> **WORK REQUIRED**:
Return the full listing exactly as it is written.

════════════════

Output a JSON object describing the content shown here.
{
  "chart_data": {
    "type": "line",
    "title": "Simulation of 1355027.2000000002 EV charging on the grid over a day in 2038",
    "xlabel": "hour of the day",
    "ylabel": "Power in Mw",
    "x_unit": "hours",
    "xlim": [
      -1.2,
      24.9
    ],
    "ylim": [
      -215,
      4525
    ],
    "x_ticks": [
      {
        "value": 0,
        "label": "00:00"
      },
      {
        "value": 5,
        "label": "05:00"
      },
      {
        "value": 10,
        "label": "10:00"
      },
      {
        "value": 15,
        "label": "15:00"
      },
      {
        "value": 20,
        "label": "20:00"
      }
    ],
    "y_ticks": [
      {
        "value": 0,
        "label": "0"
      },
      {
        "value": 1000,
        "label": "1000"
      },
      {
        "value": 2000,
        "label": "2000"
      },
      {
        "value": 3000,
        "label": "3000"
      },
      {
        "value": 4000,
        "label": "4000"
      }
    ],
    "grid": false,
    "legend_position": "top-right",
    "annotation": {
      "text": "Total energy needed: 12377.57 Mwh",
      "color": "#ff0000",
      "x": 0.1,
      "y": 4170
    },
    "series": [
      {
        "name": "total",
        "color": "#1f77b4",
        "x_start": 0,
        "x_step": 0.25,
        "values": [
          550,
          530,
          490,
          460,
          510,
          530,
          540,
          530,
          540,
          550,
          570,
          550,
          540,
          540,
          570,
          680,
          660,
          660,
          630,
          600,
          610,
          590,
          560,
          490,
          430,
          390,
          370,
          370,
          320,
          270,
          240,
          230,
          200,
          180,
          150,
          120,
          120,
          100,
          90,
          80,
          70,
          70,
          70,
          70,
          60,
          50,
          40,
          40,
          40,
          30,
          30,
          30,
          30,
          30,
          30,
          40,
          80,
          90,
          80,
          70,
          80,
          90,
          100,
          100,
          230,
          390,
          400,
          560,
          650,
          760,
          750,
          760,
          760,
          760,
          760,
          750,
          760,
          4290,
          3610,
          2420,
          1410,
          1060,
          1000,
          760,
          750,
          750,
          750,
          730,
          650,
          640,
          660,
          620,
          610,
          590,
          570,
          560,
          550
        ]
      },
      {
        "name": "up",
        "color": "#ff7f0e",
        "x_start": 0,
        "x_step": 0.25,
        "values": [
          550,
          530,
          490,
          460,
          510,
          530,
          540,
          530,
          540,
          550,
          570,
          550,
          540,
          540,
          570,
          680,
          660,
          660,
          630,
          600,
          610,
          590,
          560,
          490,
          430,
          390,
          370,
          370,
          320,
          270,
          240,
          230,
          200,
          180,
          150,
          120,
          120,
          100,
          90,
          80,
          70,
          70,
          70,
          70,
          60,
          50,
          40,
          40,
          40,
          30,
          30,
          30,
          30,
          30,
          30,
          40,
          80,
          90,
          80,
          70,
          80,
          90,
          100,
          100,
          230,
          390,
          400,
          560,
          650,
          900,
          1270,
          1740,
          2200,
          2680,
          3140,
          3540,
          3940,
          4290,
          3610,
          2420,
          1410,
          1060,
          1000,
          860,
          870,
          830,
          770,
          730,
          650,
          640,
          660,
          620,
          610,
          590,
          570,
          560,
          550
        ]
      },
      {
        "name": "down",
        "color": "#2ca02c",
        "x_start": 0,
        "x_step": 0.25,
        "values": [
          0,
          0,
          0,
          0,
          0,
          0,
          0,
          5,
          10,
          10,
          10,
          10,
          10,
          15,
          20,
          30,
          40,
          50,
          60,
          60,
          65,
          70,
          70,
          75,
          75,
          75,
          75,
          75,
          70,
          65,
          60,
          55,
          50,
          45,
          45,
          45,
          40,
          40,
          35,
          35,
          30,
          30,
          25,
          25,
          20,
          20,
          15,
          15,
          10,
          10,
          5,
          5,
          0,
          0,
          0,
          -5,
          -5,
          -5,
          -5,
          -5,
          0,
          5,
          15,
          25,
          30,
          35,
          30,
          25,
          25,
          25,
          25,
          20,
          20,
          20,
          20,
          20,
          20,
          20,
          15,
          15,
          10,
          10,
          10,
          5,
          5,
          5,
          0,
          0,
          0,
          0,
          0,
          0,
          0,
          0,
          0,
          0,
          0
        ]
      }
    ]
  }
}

════════════════

> **TASK OUTPUT**:
Output a JSON object describing the content shown here.
{
  "chart_data": {
    "type": "line",
    "title": "Simulation of 1355027.2000000002 EV charging on the grid over a day in 2038",
    "xlabel": "hour of the day",
    "ylabel": "Power in Mw",
    "x_unit": "hours",
    "xlim": [
      -1.2,
      24.9
    ],
    "ylim": [
      -215,
      4525
    ],
    "x_ticks": [
      {
        "value": 0,
        "label": "00:00"
      },
      {
        "value": 5,
        "label": "05:00"
      },
      {
        "value": 10,
        "label": "10:00"
      },
      {
        "value": 15,
        "label": "15:00"
      },
      {
        "value": 20,
        "label": "20:00"
      }
    ],
    "y_ticks": [
      {
        "value": 0,
        "label": "0"
      },
      {
        "value": 1000,
        "label": "1000"
      },
      {
        "value": 2000,
        "label": "2000"
      },
      {
        "value": 3000,
        "label": "3000"
      },
      {
        "value": 4000,
        "label": "4000"
      }
    ],
    "grid": false,
    "legend_position": "top-right",
    "annotation": {
      "text": "Total energy needed: 12377.57 Mwh",
      "color": "#ff0000",
      "x": 0.1,
      "y": 4170
    },
    "series": [
      {
        "name": "total",
        "color": "#1f77b4",
        "x_start": 0,
        "x_step": 0.25,
        "values": [
          550,
          530,
          490,
          460,
          510,
          530,
          540,
          530,
          540,
          550,
          570,
          550,
          540,
          540,
          570,
          680,
          660,
          660,
          630,
          600,
          610,
          590,
          560,
          490,
          430,
          390,
          370,
          370,
          320,
          270,
          240,
          230,
          200,
          180,
          150,
          120,
          120,
          100,
          90,
          80,
          70,
          70,
          70,
          70,
          60,
          50,
          40,
          40,
          40,
          30,
          30,
          30,
          30,
          30,
          30,
          40,
          80,
          90,
          80,
          70,
          80,
          90,
          100,
          100,
          230,
          390,
          400,
          560,
          650,
          760,
          750,
          760,
          760,
          760,
          760,
          750,
          760,
          4290,
          3610,
          2420,
          1410,
          1060,
          1000,
          760,
          750,
          750,
          750,
          730,
          650,
          640,
          660,
          620,
          610,
          590,
          570,
          560,
          550
        ]
      },
      {
        "name": "up",
        "color": "#ff7f0e",
        "x_start": 0,
        "x_step": 0.25,
        "values": [
          550,
          530,
          490,
          460,
          510,
          530,
          540,
          530,
          540,
          550,
          570,
          550,
          540,
          540,
          570,
          680,
          660,
          660,
          630,
          600,
          610,
          590,
          560,
          490,
          430,
          390,
          370,
          370,
          320,
          270,
          240,
          230,
          200,
          180,
          150,
          120,
          120,
          100,
          90,
          80,
          70,
          70,
          70,
          70,
          60,
          50,
          40,
          40,
          40,
          30,
          30,
          30,
          30,
          30,
          30,
          40,
          80,
          90,
          80,
          70,
          80,
          90,
          100,
          100,
          230,
          390,
          400,
          560,
          650,
          900,
          1270,
          1740,
          2200,
          2680,
          3140,
          3540,
          3940,
          4290,
          3610,
          2420,
          1410,
          1060,
          1000,
          860,
          870,
          830,
          770,
          730,
          650,
          640,
          660,
          620,
          610,
          590,
          570,
          560,
          550
        ]
      },
      {
        "name": "down",
        "color": "#2ca02c",
        "x_start": 0,
        "x_step": 0.25,
        "values": [
          0,
          0,
          0,
          0,
          0,
          0,
          0,
          5,
          10,
          10,
          10,
          10,
          10,
          15,
          20,
          30,
          40,
          50,
          60,
          60,
          65,
          70,
          70,
          75,
          75,
          75,
          75,
          75,
          70,
          65,
          60,
          55,
          50,
          45,
          45,
          45,
          40,
          40,
          35,
          35,
          30,
          30,
          25,
          25,
          20,
          20,
          15,
          15,
          10,
          10,
          5,
          5,
          0,
          0,
          0,
          -5,
          -5,
          -5,
          -5,
          -5,
          0,
          5,
          15,
          25,
          30,
          35,
          30,
          25,
          25,
          25,
          25,
          20,
          20,
          20,
          20,
          20,
          20,
          20,
          15,
          15,
          10,
          10,
          10,
          5,
          5,
          5,
          0,
          0,
          0,
          0,
          0,
          0,
          0,
          0,
          0,
          0,
          0
        ]
      }
    ]
  }
}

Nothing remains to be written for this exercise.